SHORT EXERCISE
Write out the records below once more, exactly as they stand.

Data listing
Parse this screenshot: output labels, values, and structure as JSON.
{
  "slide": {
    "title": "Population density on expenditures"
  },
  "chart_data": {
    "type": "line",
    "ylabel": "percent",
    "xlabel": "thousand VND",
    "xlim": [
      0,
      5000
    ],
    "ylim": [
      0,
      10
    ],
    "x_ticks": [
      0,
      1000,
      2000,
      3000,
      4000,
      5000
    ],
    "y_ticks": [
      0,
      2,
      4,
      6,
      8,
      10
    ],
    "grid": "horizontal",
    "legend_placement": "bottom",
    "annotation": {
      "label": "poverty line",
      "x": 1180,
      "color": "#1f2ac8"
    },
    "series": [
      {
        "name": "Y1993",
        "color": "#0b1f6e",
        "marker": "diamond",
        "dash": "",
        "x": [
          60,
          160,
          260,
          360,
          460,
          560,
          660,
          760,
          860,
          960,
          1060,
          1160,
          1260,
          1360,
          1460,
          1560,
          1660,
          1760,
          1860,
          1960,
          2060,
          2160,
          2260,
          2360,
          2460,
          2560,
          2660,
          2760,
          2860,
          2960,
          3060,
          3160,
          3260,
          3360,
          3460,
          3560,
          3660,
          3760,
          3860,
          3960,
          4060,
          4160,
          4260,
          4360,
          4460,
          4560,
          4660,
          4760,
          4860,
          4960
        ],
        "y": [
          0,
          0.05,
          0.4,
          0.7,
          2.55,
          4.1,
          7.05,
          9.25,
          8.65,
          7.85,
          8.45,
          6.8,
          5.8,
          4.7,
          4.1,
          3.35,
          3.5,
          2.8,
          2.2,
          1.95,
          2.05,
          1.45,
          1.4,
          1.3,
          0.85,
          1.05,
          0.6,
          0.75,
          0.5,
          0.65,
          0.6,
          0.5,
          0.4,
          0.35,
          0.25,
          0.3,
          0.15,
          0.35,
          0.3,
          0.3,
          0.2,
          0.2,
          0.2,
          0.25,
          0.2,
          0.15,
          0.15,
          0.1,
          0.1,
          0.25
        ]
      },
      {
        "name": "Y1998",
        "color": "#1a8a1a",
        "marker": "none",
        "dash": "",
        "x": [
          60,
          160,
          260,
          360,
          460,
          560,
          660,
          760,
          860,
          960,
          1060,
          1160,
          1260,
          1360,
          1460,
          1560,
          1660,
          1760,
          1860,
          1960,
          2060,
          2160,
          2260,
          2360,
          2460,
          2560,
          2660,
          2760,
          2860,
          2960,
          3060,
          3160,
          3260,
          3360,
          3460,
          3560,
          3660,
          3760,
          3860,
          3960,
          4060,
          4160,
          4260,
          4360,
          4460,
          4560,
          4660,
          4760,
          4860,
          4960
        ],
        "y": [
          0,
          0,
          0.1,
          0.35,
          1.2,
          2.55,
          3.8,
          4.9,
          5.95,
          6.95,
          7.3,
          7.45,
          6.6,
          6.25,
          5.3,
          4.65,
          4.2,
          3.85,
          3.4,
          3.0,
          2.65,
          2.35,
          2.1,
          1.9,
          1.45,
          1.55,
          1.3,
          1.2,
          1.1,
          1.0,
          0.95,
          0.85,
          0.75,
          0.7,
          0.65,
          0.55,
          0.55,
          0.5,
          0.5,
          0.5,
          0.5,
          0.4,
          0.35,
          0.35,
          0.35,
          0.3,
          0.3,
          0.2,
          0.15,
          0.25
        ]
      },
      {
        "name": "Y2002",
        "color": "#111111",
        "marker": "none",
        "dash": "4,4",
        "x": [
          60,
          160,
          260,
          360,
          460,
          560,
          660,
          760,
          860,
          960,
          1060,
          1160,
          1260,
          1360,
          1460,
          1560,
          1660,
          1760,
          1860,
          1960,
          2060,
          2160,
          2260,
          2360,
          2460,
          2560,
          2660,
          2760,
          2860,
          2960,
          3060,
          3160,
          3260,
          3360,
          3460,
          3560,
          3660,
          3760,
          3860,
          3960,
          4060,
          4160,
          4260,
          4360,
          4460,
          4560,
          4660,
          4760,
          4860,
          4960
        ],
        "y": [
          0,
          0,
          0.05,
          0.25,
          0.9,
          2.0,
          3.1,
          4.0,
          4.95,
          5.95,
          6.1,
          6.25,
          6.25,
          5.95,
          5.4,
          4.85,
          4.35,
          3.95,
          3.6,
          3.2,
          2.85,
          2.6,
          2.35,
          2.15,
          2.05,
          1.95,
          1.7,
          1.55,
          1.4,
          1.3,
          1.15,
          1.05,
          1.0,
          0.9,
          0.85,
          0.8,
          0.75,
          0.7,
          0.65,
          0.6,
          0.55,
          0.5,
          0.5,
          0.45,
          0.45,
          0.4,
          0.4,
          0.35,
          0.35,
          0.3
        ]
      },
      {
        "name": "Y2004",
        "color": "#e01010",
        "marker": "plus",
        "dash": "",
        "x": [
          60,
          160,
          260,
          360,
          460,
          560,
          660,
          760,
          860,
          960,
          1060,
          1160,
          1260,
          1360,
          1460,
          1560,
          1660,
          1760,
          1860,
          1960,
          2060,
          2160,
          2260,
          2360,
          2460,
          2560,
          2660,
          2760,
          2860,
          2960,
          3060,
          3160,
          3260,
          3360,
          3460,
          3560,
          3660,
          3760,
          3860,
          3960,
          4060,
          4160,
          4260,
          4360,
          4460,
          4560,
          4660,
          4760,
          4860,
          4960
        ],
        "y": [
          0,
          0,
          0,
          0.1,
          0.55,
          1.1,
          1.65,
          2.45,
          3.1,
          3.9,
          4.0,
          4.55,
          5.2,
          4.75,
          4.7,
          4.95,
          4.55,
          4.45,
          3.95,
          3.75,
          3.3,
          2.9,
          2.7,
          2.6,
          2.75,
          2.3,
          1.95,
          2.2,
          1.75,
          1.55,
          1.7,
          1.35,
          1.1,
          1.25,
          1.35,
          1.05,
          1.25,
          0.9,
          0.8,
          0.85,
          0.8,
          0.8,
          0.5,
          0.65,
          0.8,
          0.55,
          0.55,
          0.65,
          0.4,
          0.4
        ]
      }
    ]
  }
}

SOLVED PROBLEM
Parse this screenshot: output labels, values, and structure as JSON.
{
  "slide": {
    "title": "Population density on expenditures"
  },
  "chart_data": {
    "type": "line",
    "ylabel": "percent",
    "xlabel": "thousand VND",
    "xlim": [
      0,
      5000
    ],
    "ylim": [
      0,
      10
    ],
    "x_ticks": [
      0,
      1000,
      2000,
      3000,
      4000,
      5000
    ],
    "y_ticks": [
      0,
      2,
      4,
      6,
      8,
      10
    ],
    "grid": "horizontal",
    "legend_placement": "bottom",
    "annotation": {
      "label": "poverty line",
      "x": 1180,
      "color": "#1f2ac8"
    },
    "series": [
      {
        "name": "Y1993",
        "color": "#0b1f6e",
        "marker": "diamond",
        "dash": "",
        "x": [
          60,
          160,
          260,
          360,
          460,
          560,
          660,
          760,
          860,
          960,
          1060,
          1160,
          1260,
          1360,
          1460,
          1560,
          1660,
          1760,
          1860,
          1960,
          2060,
          2160,
          2260,
          2360,
          2460,
          2560,
          2660,
          2760,
          2860,
          2960,
          3060,
          3160,
          3260,
          3360,
          3460,
          3560,
          3660,
          3760,
          3860,
          3960,
          4060,
          4160,
          4260,
          4360,
          4460,
          4560,
          4660,
          4760,
          4860,
          4960
        ],
        "y": [
          0,
          0.05,
          0.4,
          0.7,
          2.55,
          4.1,
          7.05,
          9.25,
          8.65,
          7.85,
          8.45,
          6.8,
          5.8,
          4.7,
          4.1,
          3.35,
          3.5,
          2.8,
          2.2,
          1.95,
          2.05,
          1.45,
          1.4,
          1.3,
          0.85,
          1.05,
          0.6,
          0.75,
          0.5,
          0.65,
          0.6,
          0.5,
          0.4,
          0.35,
          0.25,
          0.3,
          0.15,
          0.35,
          0.3,
          0.3,
          0.2,
          0.2,
          0.2,
          0.25,
          0.2,
          0.15,
          0.15,
          0.1,
          0.1,
          0.25
        ]
      },
      {
        "name": "Y1998",
        "color": "#1a8a1a",
        "marker": "none",
        "dash": "",
        "x": [
          60,
          160,
          260,
          360,
          460,
          560,
          660,
          760,
          860,
          960,
          1060,
          1160,
          1260,
          1360,
          1460,
          1560,
          1660,
          1760,
          1860,
          1960,
          2060,
          2160,
          2260,
          2360,
          2460,
          2560,
          2660,
          2760,
          2860,
          2960,
          3060,
          3160,
          3260,
          3360,
          3460,
          3560,
          3660,
          3760,
          3860,
          3960,
          4060,
          4160,
          4260,
          4360,
          4460,
          4560,
          4660,
          4760,
          4860,
          4960
        ],
        "y": [
          0,
          0,
          0.1,
          0.35,
          1.2,
          2.55,
          3.8,
          4.9,
          5.95,
          6.95,
          7.3,
          7.45,
          6.6,
          6.25,
          5.3,
          4.65,
          4.2,
          3.85,
          3.4,
          3.0,
          2.65,
          2.35,
          2.1,
          1.9,
          1.45,
          1.55,
          1.3,
          1.2,
          1.1,
          1.0,
          0.95,
          0.85,
          0.75,
          0.7,
          0.65,
          0.55,
          0.55,
          0.5,
          0.5,
          0.5,
          0.5,
          0.4,
          0.35,
          0.35,
          0.35,
          0.3,
          0.3,
          0.2,
          0.15,
          0.25
        ]
      },
      {
        "name": "Y2002",
        "color": "#111111",
        "marker": "none",
        "dash": "4,4",
        "x": [
          60,
          160,
          260,
          360,
          460,
          560,
          660,
          760,
          860,
          960,
          1060,
          1160,
          1260,
          1360,
          1460,
          1560,
          1660,
          1760,
          1860,
          1960,
          2060,
          2160,
          2260,
          2360,
          2460,
          2560,
          2660,
          2760,
          2860,
          2960,
          3060,
          3160,
          3260,
          3360,
          3460,
          3560,
          3660,
          3760,
          3860,
          3960,
          4060,
          4160,
          4260,
          4360,
          4460,
          4560,
          4660,
          4760,
          4860,
          4960
        ],
        "y": [
          0,
          0,
          0.05,
          0.25,
          0.9,
          2.0,
          3.1,
          4.0,
          4.95,
          5.95,
          6.1,
          6.25,
          6.25,
          5.95,
          5.4,
          4.85,
          4.35,
          3.95,
          3.6,
          3.2,
          2.85,
          2.6,
          2.35,
          2.15,
          2.05,
          1.95,
          1.7,
          1.55,
          1.4,
          1.3,
          1.15,
          1.05,
          1.0,
          0.9,
          0.85,
          0.8,
          0.75,
          0.7,
          0.65,
          0.6,
          0.55,
          0.5,
          0.5,
          0.45,
          0.45,
          0.4,
          0.4,
          0.35,
          0.35,
          0.3
        ]
      },
      {
        "name": "Y2004",
        "color": "#e01010",
        "marker": "plus",
        "dash": "",
        "x": [
          60,
          160,
          260,
          360,
          460,
          560,
          660,
          760,
          860,
          960,
          1060,
          1160,
          1260,
          1360,
          1460,
          1560,
          1660,
          1760,
          1860,
          1960,
          2060,
          2160,
          2260,
          2360,
          2460,
          2560,
          2660,
          2760,
          2860,
          2960,
          3060,
          3160,
          3260,
          3360,
          3460,
          3560,
          3660,
          3760,
          3860,
          3960,
          4060,
          4160,
          4260,
          4360,
          4460,
          4560,
          4660,
          4760,
          4860,
          4960
        ],
        "y": [
          0,
          0,
          0,
          0.1,
          0.55,
          1.1,
          1.65,
          2.45,
          3.1,
          3.9,
          4.0,
          4.55,
          5.2,
          4.75,
          4.7,
          4.95,
          4.55,
          4.45,
          3.95,
          3.75,
          3.3,
          2.9,
          2.7,
          2.6,
          2.75,
          2.3,
          1.95,
          2.2,
          1.75,
          1.55,
          1.7,
          1.35,
          1.1,
          1.25,
          1.35,
          1.05,
          1.25,
          0.9,
          0.8,
          0.85,
          0.8,
          0.8,
          0.5,
          0.65,
          0.8,
          0.55,
          0.55,
          0.65,
          0.4,
          0.4
        ]
      }
    ]
  }
}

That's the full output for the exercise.